_WHAT YOU HAVE TO DO_:
Please repeat every line of the items below word for word, leaving the pictures out of your answer.

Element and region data
(begin)
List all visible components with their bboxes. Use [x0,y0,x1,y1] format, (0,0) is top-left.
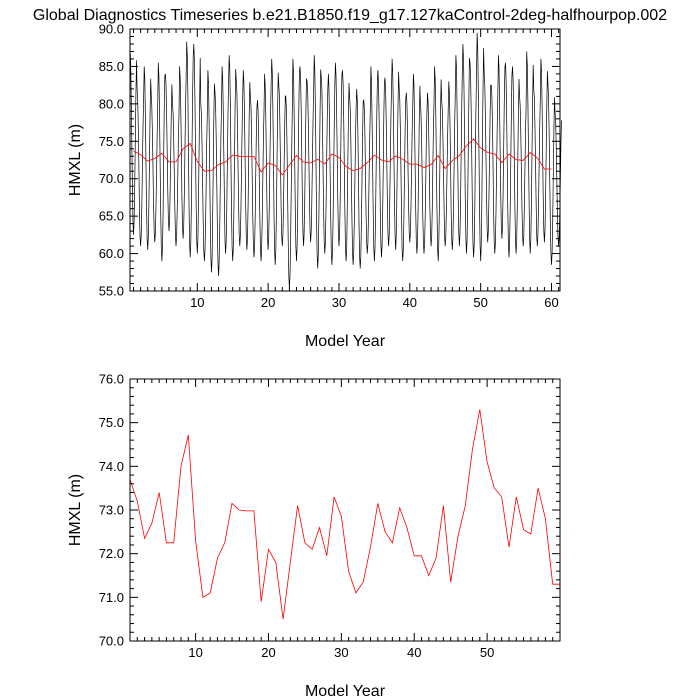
x-tick-label: 30 [332,295,346,310]
y-tick-label: 76.0 [99,372,124,387]
y-tick-label: 70.0 [99,171,124,186]
series-line-0-0 [129,32,562,289]
series-line-1-0 [129,409,560,620]
figure-title: Global Diagnostics Timeseries b.e21.B185… [33,7,667,24]
y-tick-label: 75.0 [99,415,124,430]
x-axis-label: Model Year [305,333,386,350]
y-tick-label: 74.0 [99,459,124,474]
y-tick-label: 73.0 [99,503,124,518]
y-tick-label: 85.0 [99,59,124,74]
x-tick-label: 10 [190,295,204,310]
y-tick-label: 71.0 [99,590,124,605]
x-tick-label: 50 [473,295,487,310]
x-tick-label: 20 [261,295,275,310]
x-tick-label: 10 [188,645,202,660]
y-tick-label: 72.0 [99,546,124,561]
x-tick-label: 60 [544,295,558,310]
y-axis-label: HMXL (m) [67,474,84,546]
plot-frame [129,28,561,292]
plot-frame [129,378,561,642]
y-tick-label: 80.0 [99,96,124,111]
y-tick-label: 70.0 [99,634,124,649]
y-tick-label: 55.0 [99,284,124,299]
x-tick-label: 50 [480,645,494,660]
y-tick-label: 90.0 [99,22,124,37]
y-tick-label: 65.0 [99,209,124,224]
y-tick-label: 75.0 [99,134,124,149]
y-tick-label: 60.0 [99,246,124,261]
x-tick-label: 40 [407,645,421,660]
y-axis-label: HMXL (m) [67,124,84,196]
series-line-0-1 [133,138,552,176]
bottom-panel: 10 20 30 40 50 70.0 71.0 72.0 73.0 74.0 75.0 76.0 Mo… [67,372,561,700]
top-panel: 10 20 30 40 50 60 55.0 60.0 65.0 70.0 75.0 80.0 85.0… [67,22,562,350]
x-tick-label: 40 [403,295,417,310]
x-tick-label: 30 [334,645,348,660]
x-axis-label: Model Year [305,683,386,700]
x-tick-label: 20 [261,645,275,660]
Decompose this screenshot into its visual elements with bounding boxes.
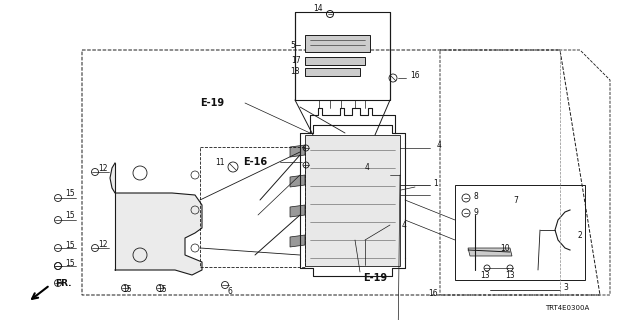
Text: E-19: E-19 [363, 273, 387, 283]
Text: 4: 4 [437, 140, 442, 149]
Polygon shape [305, 57, 365, 65]
Text: 13: 13 [505, 270, 515, 279]
Text: 15: 15 [65, 211, 75, 220]
Polygon shape [305, 135, 400, 266]
Polygon shape [290, 205, 305, 217]
Text: 8: 8 [473, 191, 477, 201]
Bar [295, 12, 390, 100]
Text: 18: 18 [290, 67, 300, 76]
Bar [455, 185, 585, 280]
Text: 15: 15 [65, 241, 75, 250]
Polygon shape [290, 235, 305, 247]
Text: 11: 11 [215, 157, 225, 166]
Text: 13: 13 [480, 270, 490, 279]
Polygon shape [290, 175, 305, 187]
Text: 16: 16 [410, 70, 420, 79]
Text: 7: 7 [513, 196, 518, 204]
Text: E-16: E-16 [243, 157, 267, 167]
Text: 12: 12 [98, 239, 108, 249]
Polygon shape [468, 248, 512, 256]
Text: 15: 15 [65, 188, 75, 197]
Polygon shape [110, 163, 202, 275]
Text: 14: 14 [313, 4, 323, 12]
Text: 2: 2 [578, 230, 583, 239]
Text: 4: 4 [402, 220, 407, 229]
Polygon shape [305, 35, 370, 52]
Text: 17: 17 [291, 55, 301, 65]
Text: 4: 4 [365, 163, 370, 172]
Bar [200, 147, 305, 267]
Text: 12: 12 [98, 164, 108, 172]
Text: E-19: E-19 [200, 98, 224, 108]
Polygon shape [290, 145, 305, 157]
Text: 15: 15 [122, 285, 132, 294]
Polygon shape [305, 68, 360, 76]
Text: FR.: FR. [55, 279, 72, 289]
Text: 5: 5 [290, 41, 295, 50]
Text: TRT4E0300A: TRT4E0300A [545, 305, 589, 311]
Text: 15: 15 [157, 285, 166, 294]
Text: 1: 1 [433, 179, 438, 188]
Text: 6: 6 [228, 287, 233, 297]
Text: 9: 9 [473, 207, 478, 217]
Text: 16: 16 [428, 289, 438, 298]
Text: 3: 3 [563, 283, 568, 292]
Text: 10: 10 [500, 244, 509, 252]
Text: 15: 15 [65, 259, 75, 268]
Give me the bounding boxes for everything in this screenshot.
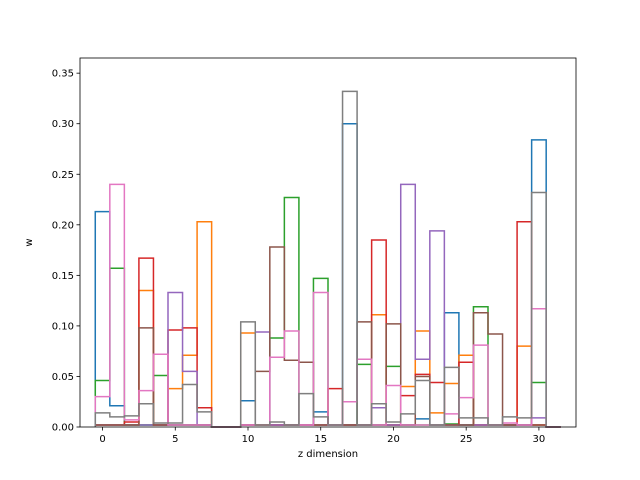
y-tick-label: 0.20	[52, 220, 74, 231]
x-tick-label: 20	[387, 434, 400, 445]
plot-frame	[79, 57, 577, 428]
x-tick-label: 0	[99, 434, 105, 445]
x-axis-label: z dimension	[298, 449, 358, 460]
y-tick-label: 0.15	[52, 271, 74, 282]
x-tick-label: 25	[460, 434, 473, 445]
y-tick-label: 0.10	[52, 321, 74, 332]
x-tick-label: 15	[314, 434, 327, 445]
x-tick-label: 5	[172, 434, 178, 445]
y-tick-label: 0.30	[52, 119, 74, 130]
x-tick-label: 10	[242, 434, 255, 445]
y-tick-label: 0.00	[52, 423, 74, 434]
y-tick-label: 0.05	[52, 372, 74, 383]
y-tick-label: 0.35	[52, 69, 74, 80]
y-tick-label: 0.25	[52, 170, 74, 181]
series-layer	[94, 90, 561, 428]
x-axis: 0 5 10 15 20 25 30	[99, 427, 545, 445]
y-axis: 0.00 0.05 0.10 0.15 0.20 0.25 0.30 0.35	[52, 69, 80, 434]
series-8-step-line	[94, 90, 561, 428]
y-axis-label: w	[24, 238, 35, 246]
x-tick-label: 30	[533, 434, 546, 445]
(end)
_SOLUTION FOR THIS EXERCISE_:
List all visible components with their bboxes. Use [x0,y0,x1,y1] format, (0,0) is top-left.
x-tick-label: 30 [332,295,346,310]
y-tick-label: 76.0 [99,372,124,387]
y-tick-label: 70.0 [99,171,124,186]
series-line-0-0 [129,32,562,289]
series-line-1-0 [129,409,560,620]
figure-title: Global Diagnostics Timeseries b.e21.B185… [33,7,667,24]
y-tick-label: 75.0 [99,415,124,430]
x-axis-label: Model Year [305,333,386,350]
y-tick-label: 74.0 [99,459,124,474]
y-tick-label: 73.0 [99,503,124,518]
y-tick-label: 85.0 [99,59,124,74]
x-tick-label: 10 [190,295,204,310]
y-tick-label: 71.0 [99,590,124,605]
x-tick-label: 50 [473,295,487,310]
x-tick-label: 20 [261,295,275,310]
x-tick-label: 10 [188,645,202,660]
y-tick-label: 72.0 [99,546,124,561]
x-tick-label: 60 [544,295,558,310]
y-axis-label: HMXL (m) [67,474,84,546]
plot-frame [129,28,561,292]
plot-frame [129,378,561,642]
y-tick-label: 80.0 [99,96,124,111]
y-tick-label: 70.0 [99,634,124,649]
y-tick-label: 55.0 [99,284,124,299]
x-tick-label: 50 [480,645,494,660]
y-tick-label: 90.0 [99,22,124,37]
y-tick-label: 65.0 [99,209,124,224]
y-tick-label: 75.0 [99,134,124,149]
y-tick-label: 60.0 [99,246,124,261]
x-tick-label: 40 [407,645,421,660]
y-axis-label: HMXL (m) [67,124,84,196]
series-line-0-1 [133,138,552,176]
bottom-panel: 10 20 30 40 50 70.0 71.0 72.0 73.0 74.0 75.0 76.0 Mo… [67,372,561,700]
top-panel: 10 20 30 40 50 60 55.0 60.0 65.0 70.0 75.0 80.0 85.0… [67,22,562,350]
x-tick-label: 40 [403,295,417,310]
x-tick-label: 30 [334,645,348,660]
x-axis-label: Model Year [305,683,386,700]
x-tick-label: 20 [261,645,275,660]
Decompose this screenshot into its visual elements with bounding boxes.
Text: E-19: E-19 [363, 273, 387, 283]
Text: 4: 4 [437, 140, 442, 149]
Polygon shape [305, 57, 365, 65]
Text: 13: 13 [505, 270, 515, 279]
Text: 15: 15 [65, 211, 75, 220]
Polygon shape [305, 135, 400, 266]
Polygon shape [290, 205, 305, 217]
Text: 8: 8 [473, 191, 477, 201]
Bar [295, 12, 390, 100]
Text: 18: 18 [290, 67, 300, 76]
Bar [455, 185, 585, 280]
Text: 15: 15 [65, 241, 75, 250]
Polygon shape [290, 235, 305, 247]
Text: 11: 11 [215, 157, 225, 166]
Text: 13: 13 [480, 270, 490, 279]
Polygon shape [290, 175, 305, 187]
Text: 16: 16 [410, 70, 420, 79]
Text: 7: 7 [513, 196, 518, 204]
Text: E-16: E-16 [243, 157, 267, 167]
Text: 12: 12 [98, 239, 108, 249]
Polygon shape [468, 248, 512, 256]
Text: 15: 15 [65, 188, 75, 197]
Polygon shape [110, 163, 202, 275]
Text: 14: 14 [313, 4, 323, 12]
Text: 2: 2 [578, 230, 583, 239]
Text: 4: 4 [402, 220, 407, 229]
Polygon shape [305, 35, 370, 52]
Text: 17: 17 [291, 55, 301, 65]
Text: 4: 4 [365, 163, 370, 172]
Bar [200, 147, 305, 267]
Text: 12: 12 [98, 164, 108, 172]
Text: E-19: E-19 [200, 98, 224, 108]
Polygon shape [290, 145, 305, 157]
Text: 15: 15 [122, 285, 132, 294]
Polygon shape [305, 68, 360, 76]
Text: FR.: FR. [55, 279, 72, 289]
Text: 5: 5 [290, 41, 295, 50]
Text: TRT4E0300A: TRT4E0300A [545, 305, 589, 311]
Text: 15: 15 [157, 285, 166, 294]
Text: 1: 1 [433, 179, 438, 188]
Text: 6: 6 [228, 287, 233, 297]
Text: 9: 9 [473, 207, 478, 217]
Text: 16: 16 [428, 289, 438, 298]
Text: 3: 3 [563, 283, 568, 292]
Text: 10: 10 [500, 244, 509, 252]
Text: 15: 15 [65, 259, 75, 268]
Give me the bounding boxes for everything in this screenshot.
y-tick-label: 0.20	[52, 220, 74, 231]
x-tick-label: 20	[387, 434, 400, 445]
plot-frame	[79, 57, 577, 428]
x-tick-label: 0	[99, 434, 105, 445]
x-axis-label: z dimension	[298, 449, 358, 460]
y-tick-label: 0.15	[52, 271, 74, 282]
x-tick-label: 25	[460, 434, 473, 445]
y-tick-label: 0.10	[52, 321, 74, 332]
x-tick-label: 15	[314, 434, 327, 445]
x-tick-label: 5	[172, 434, 178, 445]
y-tick-label: 0.30	[52, 119, 74, 130]
x-tick-label: 10	[242, 434, 255, 445]
y-tick-label: 0.00	[52, 423, 74, 434]
y-tick-label: 0.05	[52, 372, 74, 383]
y-tick-label: 0.35	[52, 69, 74, 80]
y-tick-label: 0.25	[52, 170, 74, 181]
series-layer	[94, 90, 561, 428]
x-axis: 0 5 10 15 20 25 30	[99, 427, 545, 445]
y-axis: 0.00 0.05 0.10 0.15 0.20 0.25 0.30 0.35	[52, 69, 80, 434]
series-8-step-line	[94, 90, 561, 428]
y-axis-label: w	[24, 238, 35, 246]
x-tick-label: 30	[533, 434, 546, 445]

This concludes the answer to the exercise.